[What you are asked to do] Write out the data again in full, exactly as it reads.

[Dataset listings of figures]
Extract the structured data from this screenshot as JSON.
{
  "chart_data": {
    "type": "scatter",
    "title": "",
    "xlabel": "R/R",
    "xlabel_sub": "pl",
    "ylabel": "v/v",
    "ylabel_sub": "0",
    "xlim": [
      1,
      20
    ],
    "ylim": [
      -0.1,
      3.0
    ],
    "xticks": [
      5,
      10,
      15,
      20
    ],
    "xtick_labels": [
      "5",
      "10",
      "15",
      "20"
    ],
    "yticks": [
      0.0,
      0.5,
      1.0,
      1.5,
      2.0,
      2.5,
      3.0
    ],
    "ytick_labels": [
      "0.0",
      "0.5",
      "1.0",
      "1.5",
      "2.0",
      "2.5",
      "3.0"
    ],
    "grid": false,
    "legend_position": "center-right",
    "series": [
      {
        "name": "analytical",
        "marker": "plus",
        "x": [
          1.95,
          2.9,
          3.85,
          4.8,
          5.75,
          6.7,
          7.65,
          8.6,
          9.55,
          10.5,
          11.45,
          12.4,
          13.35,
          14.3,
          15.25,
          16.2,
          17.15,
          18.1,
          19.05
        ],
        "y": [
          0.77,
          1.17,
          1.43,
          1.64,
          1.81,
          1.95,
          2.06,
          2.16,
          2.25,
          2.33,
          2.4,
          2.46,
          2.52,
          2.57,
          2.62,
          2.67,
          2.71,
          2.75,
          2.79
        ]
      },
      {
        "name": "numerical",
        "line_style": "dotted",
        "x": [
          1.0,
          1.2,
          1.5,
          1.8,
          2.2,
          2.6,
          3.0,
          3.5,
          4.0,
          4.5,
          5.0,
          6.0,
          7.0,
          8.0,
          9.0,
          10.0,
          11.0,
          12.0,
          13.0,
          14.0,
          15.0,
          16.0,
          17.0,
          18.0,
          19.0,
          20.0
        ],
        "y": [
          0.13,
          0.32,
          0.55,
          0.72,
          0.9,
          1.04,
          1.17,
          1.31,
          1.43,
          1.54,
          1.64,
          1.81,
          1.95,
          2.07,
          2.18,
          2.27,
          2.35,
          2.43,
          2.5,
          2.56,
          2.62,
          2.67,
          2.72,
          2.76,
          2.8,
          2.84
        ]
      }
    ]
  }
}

[Answer to the exercise]
Extract the structured data from this screenshot as JSON.
{
  "chart_data": {
    "type": "scatter",
    "title": "",
    "xlabel": "R/R",
    "xlabel_sub": "pl",
    "ylabel": "v/v",
    "ylabel_sub": "0",
    "xlim": [
      1,
      20
    ],
    "ylim": [
      -0.1,
      3.0
    ],
    "xticks": [
      5,
      10,
      15,
      20
    ],
    "xtick_labels": [
      "5",
      "10",
      "15",
      "20"
    ],
    "yticks": [
      0.0,
      0.5,
      1.0,
      1.5,
      2.0,
      2.5,
      3.0
    ],
    "ytick_labels": [
      "0.0",
      "0.5",
      "1.0",
      "1.5",
      "2.0",
      "2.5",
      "3.0"
    ],
    "grid": false,
    "legend_position": "center-right",
    "series": [
      {
        "name": "analytical",
        "marker": "plus",
        "x": [
          1.95,
          2.9,
          3.85,
          4.8,
          5.75,
          6.7,
          7.65,
          8.6,
          9.55,
          10.5,
          11.45,
          12.4,
          13.35,
          14.3,
          15.25,
          16.2,
          17.15,
          18.1,
          19.05
        ],
        "y": [
          0.77,
          1.17,
          1.43,
          1.64,
          1.81,
          1.95,
          2.06,
          2.16,
          2.25,
          2.33,
          2.4,
          2.46,
          2.52,
          2.57,
          2.62,
          2.67,
          2.71,
          2.75,
          2.79
        ]
      },
      {
        "name": "numerical",
        "line_style": "dotted",
        "x": [
          1.0,
          1.2,
          1.5,
          1.8,
          2.2,
          2.6,
          3.0,
          3.5,
          4.0,
          4.5,
          5.0,
          6.0,
          7.0,
          8.0,
          9.0,
          10.0,
          11.0,
          12.0,
          13.0,
          14.0,
          15.0,
          16.0,
          17.0,
          18.0,
          19.0,
          20.0
        ],
        "y": [
          0.13,
          0.32,
          0.55,
          0.72,
          0.9,
          1.04,
          1.17,
          1.31,
          1.43,
          1.54,
          1.64,
          1.81,
          1.95,
          2.07,
          2.18,
          2.27,
          2.35,
          2.43,
          2.5,
          2.56,
          2.62,
          2.67,
          2.72,
          2.76,
          2.8,
          2.84
        ]
      }
    ]
  }
}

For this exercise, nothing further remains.